EXERCISE DESCRIPTION:
Rewrite the lines of every record with "row-indicator" changed to "row-marker" wherever it occurs, keeping everything else the same and leaving the pictures out.

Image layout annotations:
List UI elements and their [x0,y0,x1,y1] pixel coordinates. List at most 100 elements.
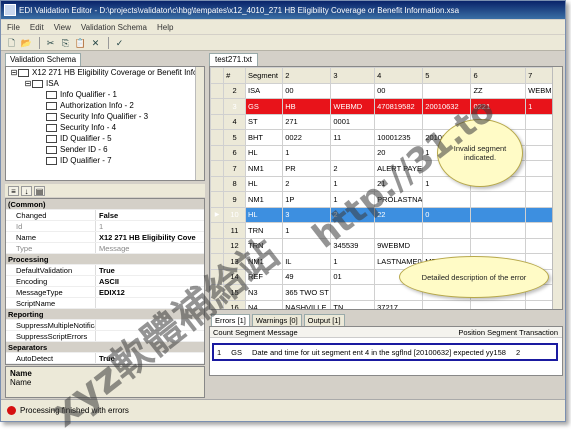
open-folder-icon[interactable]: 📂 [20,37,33,49]
menu-file[interactable]: File [7,23,20,32]
copy-icon[interactable]: ⎘ [59,37,72,49]
row-indicator[interactable] [210,175,225,192]
column-header[interactable]: # [223,67,246,84]
property-row[interactable]: Encoding ASCII [6,276,204,287]
segment-cell[interactable]: 37217 [374,299,424,309]
tree-node[interactable]: ID Qualifier - 5 [6,133,204,144]
expand-icon[interactable]: ⊟ [10,67,18,78]
property-value[interactable]: Message [96,243,204,253]
segment-cell[interactable] [330,144,376,161]
segment-cell[interactable]: 22 [374,206,424,223]
column-header[interactable]: Segment [244,67,284,84]
segment-cell[interactable]: 1 [330,253,376,270]
segment-cell[interactable]: 0221 [470,98,527,115]
row-indicator[interactable] [210,191,225,208]
segment-cell[interactable]: TRN [244,222,284,239]
cut-icon[interactable]: ✂ [44,37,57,49]
segment-cell[interactable]: 00 [282,82,332,99]
property-row[interactable]: Changed False [6,210,204,221]
segment-row[interactable]: 8 HL 2 1 21 1 [210,175,562,192]
paste-icon[interactable]: 📋 [74,37,87,49]
property-value[interactable]: True [96,353,204,363]
errors-list[interactable]: Count Segment Message Position Segment T… [209,326,563,376]
property-pages-icon[interactable]: ▤ [34,185,45,196]
row-indicator[interactable] [210,82,225,99]
segment-cell[interactable] [470,237,527,254]
segment-cell[interactable]: 2 [330,206,376,223]
segment-cell[interactable]: PR [282,160,332,177]
expand-icon[interactable]: ⊟ [24,78,32,89]
segment-cell[interactable]: 00 [374,82,424,99]
segment-cell[interactable] [470,299,527,309]
segment-cell[interactable]: 10001235 [374,129,424,146]
segment-cell[interactable]: HL [244,206,284,223]
tree-scrollbar[interactable] [195,67,204,180]
property-category[interactable]: (Common) [6,199,204,210]
property-value[interactable]: X12 271 HB Eligibility Cove [96,232,204,242]
segment-cell[interactable]: 1P [282,191,332,208]
row-indicator[interactable] [210,98,225,115]
segment-cell[interactable]: 20 [374,144,424,161]
segment-cell[interactable]: 9WEBMD [374,237,424,254]
categorized-icon[interactable]: ≡ [8,185,19,196]
menu-validation-schema[interactable]: Validation Schema [81,23,147,32]
segment-cell[interactable]: 49 [282,268,332,285]
tree-node[interactable]: Sender ID - 6 [6,144,204,155]
segment-cell[interactable]: HL [244,144,284,161]
segment-cell[interactable] [330,222,376,239]
new-file-icon[interactable]: 🗋 [5,37,18,49]
segment-cell[interactable]: 1 [282,222,332,239]
segment-cell[interactable]: 0022 [282,129,332,146]
segment-cell[interactable]: HB [282,98,332,115]
row-indicator[interactable] [210,284,225,301]
segment-cell[interactable]: 1 [330,191,376,208]
segment-cell[interactable]: 21 [374,175,424,192]
segment-cell[interactable]: 01 [330,268,376,285]
tab-validation-schema[interactable]: Validation Schema [5,53,82,66]
tree-node[interactable]: Authorization Info - 2 [6,100,204,111]
property-grid[interactable]: (Common) Changed False Id 1 Name X12 271 HB El… [5,198,205,365]
row-indicator[interactable] [210,144,225,161]
column-header[interactable]: 4 [374,67,424,84]
segment-cell[interactable]: ALERT PAYER NP [374,160,424,177]
property-row[interactable]: Name X12 271 HB Eligibility Cove [6,232,204,243]
property-row[interactable]: AutoDetect True [6,353,204,364]
segment-cell[interactable] [422,299,472,309]
selected-segment-row[interactable]: ▶ 10 HL 3 2 22 0 [210,206,562,223]
property-value[interactable]: 1 [96,221,204,231]
property-row[interactable]: ScriptName [6,298,204,309]
row-indicator[interactable] [210,268,225,285]
segment-cell[interactable]: BHT [244,129,284,146]
tab-warnings[interactable]: Warnings [0] [251,314,302,326]
segment-cell[interactable]: ST [244,113,284,130]
row-indicator[interactable] [210,160,225,177]
segment-cell[interactable] [422,237,472,254]
validate-icon[interactable]: ✓ [113,37,126,49]
property-value[interactable]: False [96,210,204,220]
segment-cell[interactable]: TN [330,299,376,309]
segment-cell[interactable]: IL [282,253,332,270]
column-header[interactable]: 3 [330,67,376,84]
segment-cell[interactable]: WEBMD [330,98,376,115]
segment-cell[interactable] [330,82,376,99]
segment-cell[interactable]: NASHVILLE [282,299,332,309]
row-indicator[interactable] [210,113,225,130]
segment-cell[interactable]: 470819582 [374,98,424,115]
segment-cell[interactable] [470,206,527,223]
segment-cell[interactable]: 365 TWO ST [282,284,332,301]
segment-cell[interactable]: 2 [330,160,376,177]
segment-cell[interactable] [470,222,527,239]
error-row[interactable]: 1 GS Date and time for uit segment ent 4… [212,343,558,361]
property-row[interactable]: Type Message [6,243,204,254]
property-value[interactable]: True [96,265,204,275]
segment-cell[interactable] [422,222,472,239]
tab-output[interactable]: Output [1] [303,314,345,326]
segment-cell[interactable]: 2 [282,175,332,192]
segment-cell[interactable]: 345539 [330,237,376,254]
segment-cell[interactable]: ISA [244,82,284,99]
column-header[interactable]: 6 [470,67,527,84]
error-segment-row[interactable]: 3 GS HB WEBMD 470819582 20010632 0221 1 [210,98,562,115]
segment-row[interactable]: 9NM11P1PROLASTNAME1 [210,191,562,208]
segment-cell[interactable]: 271 [282,113,332,130]
segment-cell[interactable]: GS [244,98,284,115]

ANSWER FOR THE TASK:
List UI elements and their [x0,y0,x1,y1] pixel coordinates. List at most 100 elements.
open-folder-icon[interactable]: 📂 [20,37,33,49]
menu-file[interactable]: File [7,23,20,32]
copy-icon[interactable]: ⎘ [59,37,72,49]
row-marker[interactable] [210,175,225,192]
column-header[interactable]: # [223,67,246,84]
property-row[interactable]: Encoding ASCII [6,276,204,287]
segment-cell[interactable]: 37217 [374,299,424,309]
tree-node[interactable]: ID Qualifier - 5 [6,133,204,144]
expand-icon[interactable]: ⊟ [10,67,18,78]
property-value[interactable]: Message [96,243,204,253]
segment-cell[interactable] [330,144,376,161]
segment-cell[interactable]: 22 [374,206,424,223]
column-header[interactable]: Segment [244,67,284,84]
segment-cell[interactable]: 1 [330,253,376,270]
segment-cell[interactable]: 0221 [470,98,527,115]
row-marker[interactable] [210,191,225,208]
segment-cell[interactable]: TRN [244,222,284,239]
cut-icon[interactable]: ✂ [44,37,57,49]
segment-cell[interactable]: 00 [282,82,332,99]
property-row[interactable]: Changed False [6,210,204,221]
segment-row[interactable]: 8 HL 2 1 21 1 [210,175,562,192]
paste-icon[interactable]: 📋 [74,37,87,49]
property-value[interactable]: True [96,353,204,363]
errors-list[interactable]: Count Segment Message Position Segment T… [209,326,563,376]
property-pages-icon[interactable]: ▤ [34,185,45,196]
row-marker[interactable] [210,82,225,99]
segment-cell[interactable] [470,237,527,254]
segment-cell[interactable]: 2 [330,206,376,223]
segment-cell[interactable]: PR [282,160,332,177]
expand-icon[interactable]: ⊟ [24,78,32,89]
segment-cell[interactable]: 00 [374,82,424,99]
segment-cell[interactable] [470,299,527,309]
segment-cell[interactable]: 10001235 [374,129,424,146]
segment-cell[interactable]: HL [244,206,284,223]
tree-scrollbar[interactable] [195,67,204,180]
property-category[interactable]: (Common) [6,199,204,210]
property-value[interactable]: X12 271 HB Eligibility Cove [96,232,204,242]
segment-cell[interactable]: 1P [282,191,332,208]
row-marker[interactable] [210,98,225,115]
segment-cell[interactable]: 20 [374,144,424,161]
segment-cell[interactable]: 9WEBMD [374,237,424,254]
categorized-icon[interactable]: ≡ [8,185,19,196]
menu-validation-schema[interactable]: Validation Schema [81,23,147,32]
segment-cell[interactable]: 49 [282,268,332,285]
tree-node[interactable]: Sender ID - 6 [6,144,204,155]
segment-cell[interactable]: HL [244,144,284,161]
segment-cell[interactable] [330,222,376,239]
new-file-icon[interactable]: 🗋 [5,37,18,49]
segment-cell[interactable]: 1 [282,222,332,239]
segment-cell[interactable]: 0022 [282,129,332,146]
segment-cell[interactable]: HB [282,98,332,115]
row-marker[interactable] [210,284,225,301]
segment-cell[interactable]: 1 [330,191,376,208]
segment-cell[interactable]: 21 [374,175,424,192]
segment-cell[interactable]: 01 [330,268,376,285]
tab-validation-schema[interactable]: Validation Schema [5,53,82,66]
tree-node[interactable]: Authorization Info - 2 [6,100,204,111]
property-grid[interactable]: (Common) Changed False Id 1 Name X12 271 HB El… [5,198,205,365]
row-marker[interactable] [210,144,225,161]
column-header[interactable]: 4 [374,67,424,84]
segment-cell[interactable]: ALERT PAYER NP [374,160,424,177]
property-row[interactable]: Name X12 271 HB Eligibility Cove [6,232,204,243]
property-row[interactable]: AutoDetect True [6,353,204,364]
segment-cell[interactable] [422,299,472,309]
selected-segment-row[interactable]: ▶ 10 HL 3 2 22 0 [210,206,562,223]
property-value[interactable]: 1 [96,221,204,231]
property-row[interactable]: ScriptName [6,298,204,309]
row-marker[interactable] [210,268,225,285]
segment-cell[interactable]: BHT [244,129,284,146]
tab-warnings[interactable]: Warnings [0] [251,314,302,326]
segment-cell[interactable]: ST [244,113,284,130]
row-marker[interactable] [210,160,225,177]
segment-cell[interactable] [422,237,472,254]
validate-icon[interactable]: ✓ [113,37,126,49]
property-value[interactable]: False [96,210,204,220]
segment-cell[interactable]: TN [330,299,376,309]
segment-cell[interactable]: IL [282,253,332,270]
column-header[interactable]: 3 [330,67,376,84]
segment-cell[interactable]: WEBMD [330,98,376,115]
segment-cell[interactable] [330,82,376,99]
segment-cell[interactable]: NASHVILLE [282,299,332,309]
row-marker[interactable] [210,113,225,130]
segment-cell[interactable]: 470819582 [374,98,424,115]
segment-cell[interactable] [470,206,527,223]
segment-cell[interactable]: 365 TWO ST [282,284,332,301]
segment-cell[interactable]: 2 [330,160,376,177]
segment-cell[interactable] [470,222,527,239]
error-row[interactable]: 1 GS Date and time for uit segment ent 4… [212,343,558,361]
property-row[interactable]: Type Message [6,243,204,254]
property-value[interactable]: True [96,265,204,275]
segment-cell[interactable] [422,222,472,239]
tab-output[interactable]: Output [1] [303,314,345,326]
segment-cell[interactable]: 2 [282,175,332,192]
segment-cell[interactable]: 345539 [330,237,376,254]
segment-cell[interactable]: ISA [244,82,284,99]
column-header[interactable]: 6 [470,67,527,84]
error-segment-row[interactable]: 3 GS HB WEBMD 470819582 20010632 0221 1 [210,98,562,115]
segment-row[interactable]: 9NM11P1PROLASTNAME1 [210,191,562,208]
segment-cell[interactable]: 271 [282,113,332,130]
segment-cell[interactable]: GS [244,98,284,115]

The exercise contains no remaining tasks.